Omit the images, then output each of the records below exactly.

Excerpt from a dataset
*-*-*

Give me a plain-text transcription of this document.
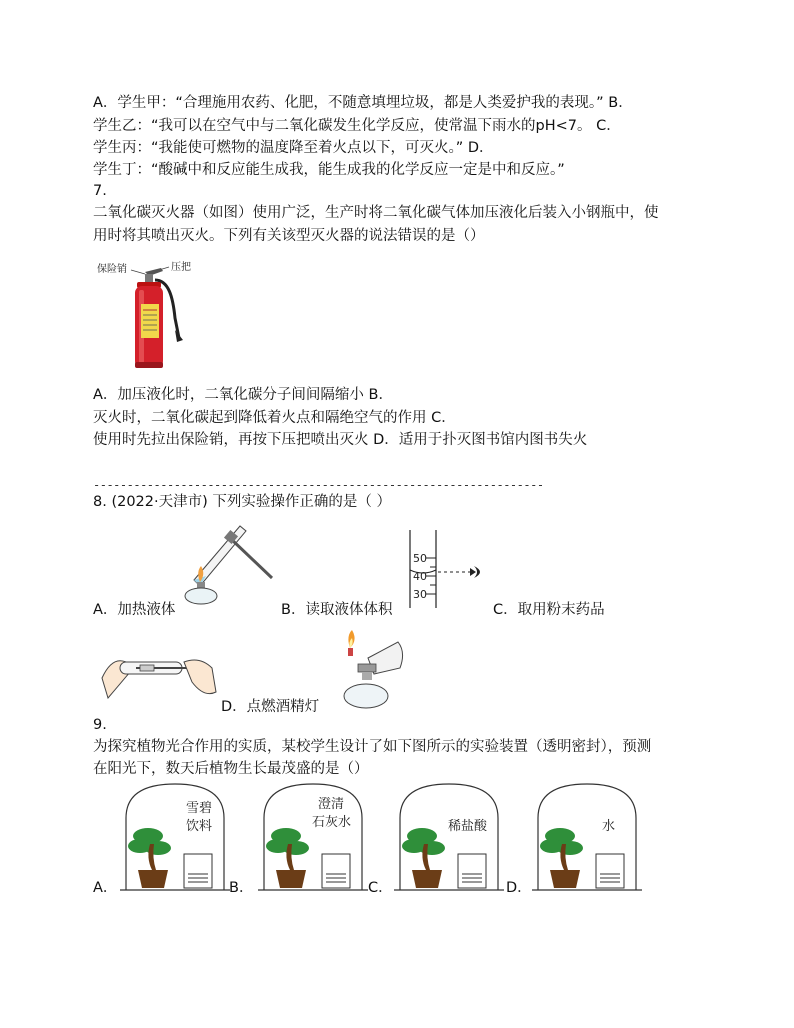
A．学生甲：“合理施用农药、化肥，不随意填埋垃圾，都是人类爱护我的表现。” B．
学生乙：“我可以在空气中与二氧化碳发生化学反应，使常温下雨水的pH<7。 C．
学生丙：“我能使可燃物的温度降至着火点以下，可灭火。” D．
学生丁：“酸碱中和反应能生成我，能生成我的化学反应一定是中和反应。”
7.
二氧化碳灭火器（如图）使用广泛，生产时将二氧化碳气体加压液化后装入小钢瓶中，使
用时将其喷出灭火。下列有关该型灭火器的说法错误的是（）
保险销	压把
A．加压液化时，二氧化碳分子间间隔缩小 B．
灭火时，二氧化碳起到降低着火点和隔绝空气的作用 C．
使用时先拉出保险销，再按下压把喷出灭火 D．适用于扑灭图书馆内图书失火
-------------------------------------------------------------------
8. (2022·天津市) 下列实验操作正确的是（ ）
A．加热液体
50
40
30
B．读取液体体积	C．取用粉末药品
D．点燃酒精灯
9.
为探究植物光合作用的实质，某校学生设计了如下图所示的实验装置（透明密封），预测
在阳光下，数天后植物生长最茂盛的是（）
雪碧
饮料
澄清
石灰水	稀盐酸	水
A．	B．	C．	D．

*-*-*

Task output -
Give me a plain-text transcription of this document.
A．学生甲：“合理施用农药、化肥，不随意填埋垃圾，都是人类爱护我的表现。” B．
学生乙：“我可以在空气中与二氧化碳发生化学反应，使常温下雨水的pH<7。 C．
学生丙：“我能使可燃物的温度降至着火点以下，可灭火。” D．
学生丁：“酸碱中和反应能生成我，能生成我的化学反应一定是中和反应。”
7.
二氧化碳灭火器（如图）使用广泛，生产时将二氧化碳气体加压液化后装入小钢瓶中，使
用时将其喷出灭火。下列有关该型灭火器的说法错误的是（）
保险销	压把
A．加压液化时，二氧化碳分子间间隔缩小 B．
灭火时，二氧化碳起到降低着火点和隔绝空气的作用 C．
使用时先拉出保险销，再按下压把喷出灭火 D．适用于扑灭图书馆内图书失火
-------------------------------------------------------------------
8. (2022·天津市) 下列实验操作正确的是（ ）
A．加热液体
50
40
30
B．读取液体体积	C．取用粉末药品
D．点燃酒精灯
9.
为探究植物光合作用的实质，某校学生设计了如下图所示的实验装置（透明密封），预测
在阳光下，数天后植物生长最茂盛的是（）
雪碧
饮料
澄清
石灰水	稀盐酸	水
A．	B．	C．	D．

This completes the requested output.